■ Exercise description:
Every line of the data should be written out exactly, with the pictures left out.

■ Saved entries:
========

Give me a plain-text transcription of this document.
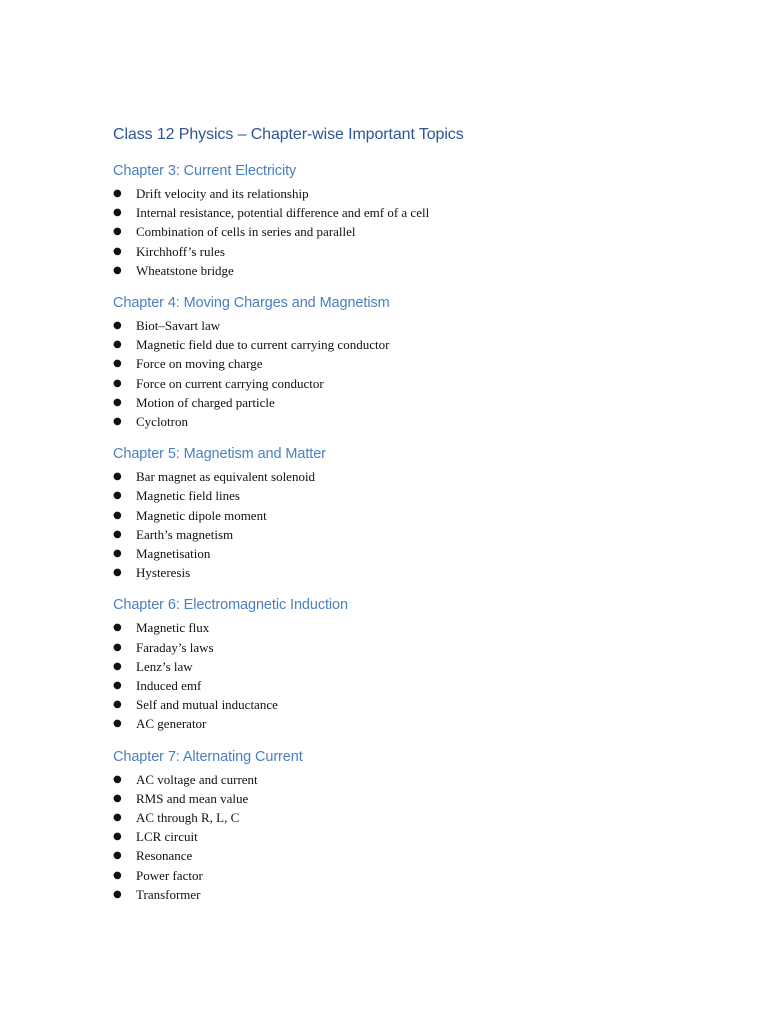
Class 12 Physics – Chapter-wise Important Topics
Chapter 3: Current Electricity
● Drift velocity and its relationship
● Internal resistance, potential difference and emf of a cell
● Combination of cells in series and parallel
● Kirchhoff’s rules
● Wheatstone bridge
Chapter 4: Moving Charges and Magnetism
● Biot–Savart law
● Magnetic field due to current carrying conductor
● Force on moving charge
● Force on current carrying conductor
● Motion of charged particle
● Cyclotron
Chapter 5: Magnetism and Matter
● Bar magnet as equivalent solenoid
● Magnetic field lines
● Magnetic dipole moment
● Earth’s magnetism
● Magnetisation
● Hysteresis
Chapter 6: Electromagnetic Induction
● Magnetic flux
● Faraday’s laws
● Lenz’s law
● Induced emf
● Self and mutual inductance
● AC generator
Chapter 7: Alternating Current
● AC voltage and current
● RMS and mean value
● AC through R, L, C
● LCR circuit
● Resonance
● Power factor
● Transformer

========

■ Task answer:
Give me a plain-text transcription of this document.
Class 12 Physics – Chapter-wise Important Topics
Chapter 3: Current Electricity
● Drift velocity and its relationship
● Internal resistance, potential difference and emf of a cell
● Combination of cells in series and parallel
● Kirchhoff’s rules
● Wheatstone bridge
Chapter 4: Moving Charges and Magnetism
● Biot–Savart law
● Magnetic field due to current carrying conductor
● Force on moving charge
● Force on current carrying conductor
● Motion of charged particle
● Cyclotron
Chapter 5: Magnetism and Matter
● Bar magnet as equivalent solenoid
● Magnetic field lines
● Magnetic dipole moment
● Earth’s magnetism
● Magnetisation
● Hysteresis
Chapter 6: Electromagnetic Induction
● Magnetic flux
● Faraday’s laws
● Lenz’s law
● Induced emf
● Self and mutual inductance
● AC generator
Chapter 7: Alternating Current
● AC voltage and current
● RMS and mean value
● AC through R, L, C
● LCR circuit
● Resonance
● Power factor
● Transformer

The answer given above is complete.